**AIM**: Every record here should be printed again exactly.

Saved data entries
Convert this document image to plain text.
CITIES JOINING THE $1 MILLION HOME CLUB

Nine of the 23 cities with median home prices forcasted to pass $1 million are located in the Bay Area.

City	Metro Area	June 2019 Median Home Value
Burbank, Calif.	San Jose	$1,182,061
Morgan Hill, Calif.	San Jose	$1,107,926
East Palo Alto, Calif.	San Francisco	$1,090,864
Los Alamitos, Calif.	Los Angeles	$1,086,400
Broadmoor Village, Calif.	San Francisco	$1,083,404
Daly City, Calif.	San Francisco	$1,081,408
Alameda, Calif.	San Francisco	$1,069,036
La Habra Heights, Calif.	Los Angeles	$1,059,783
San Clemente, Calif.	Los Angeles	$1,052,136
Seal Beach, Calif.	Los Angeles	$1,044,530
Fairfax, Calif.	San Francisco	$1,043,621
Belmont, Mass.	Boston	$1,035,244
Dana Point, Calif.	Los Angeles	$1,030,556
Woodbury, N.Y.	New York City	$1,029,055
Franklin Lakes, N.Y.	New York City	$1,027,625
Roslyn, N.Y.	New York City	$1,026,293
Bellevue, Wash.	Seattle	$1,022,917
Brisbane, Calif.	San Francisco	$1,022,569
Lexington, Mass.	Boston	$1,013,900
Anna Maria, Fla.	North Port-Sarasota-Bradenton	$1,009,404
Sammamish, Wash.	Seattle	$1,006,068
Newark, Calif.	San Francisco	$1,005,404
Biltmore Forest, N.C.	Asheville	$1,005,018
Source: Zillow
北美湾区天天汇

**EXERCISE OUTPUT**:
Convert this document image to plain text.
CITIES JOINING THE $1 MILLION HOME CLUB

Nine of the 23 cities with median home prices forcasted to pass $1 million are located in the Bay Area.

City	Metro Area	June 2019 Median Home Value
Burbank, Calif.	San Jose	$1,182,061
Morgan Hill, Calif.	San Jose	$1,107,926
East Palo Alto, Calif.	San Francisco	$1,090,864
Los Alamitos, Calif.	Los Angeles	$1,086,400
Broadmoor Village, Calif.	San Francisco	$1,083,404
Daly City, Calif.	San Francisco	$1,081,408
Alameda, Calif.	San Francisco	$1,069,036
La Habra Heights, Calif.	Los Angeles	$1,059,783
San Clemente, Calif.	Los Angeles	$1,052,136
Seal Beach, Calif.	Los Angeles	$1,044,530
Fairfax, Calif.	San Francisco	$1,043,621
Belmont, Mass.	Boston	$1,035,244
Dana Point, Calif.	Los Angeles	$1,030,556
Woodbury, N.Y.	New York City	$1,029,055
Franklin Lakes, N.Y.	New York City	$1,027,625
Roslyn, N.Y.	New York City	$1,026,293
Bellevue, Wash.	Seattle	$1,022,917
Brisbane, Calif.	San Francisco	$1,022,569
Lexington, Mass.	Boston	$1,013,900
Anna Maria, Fla.	North Port-Sarasota-Bradenton	$1,009,404
Sammamish, Wash.	Seattle	$1,006,068
Newark, Calif.	San Francisco	$1,005,404
Biltmore Forest, N.C.	Asheville	$1,005,018
Source: Zillow
北美湾区天天汇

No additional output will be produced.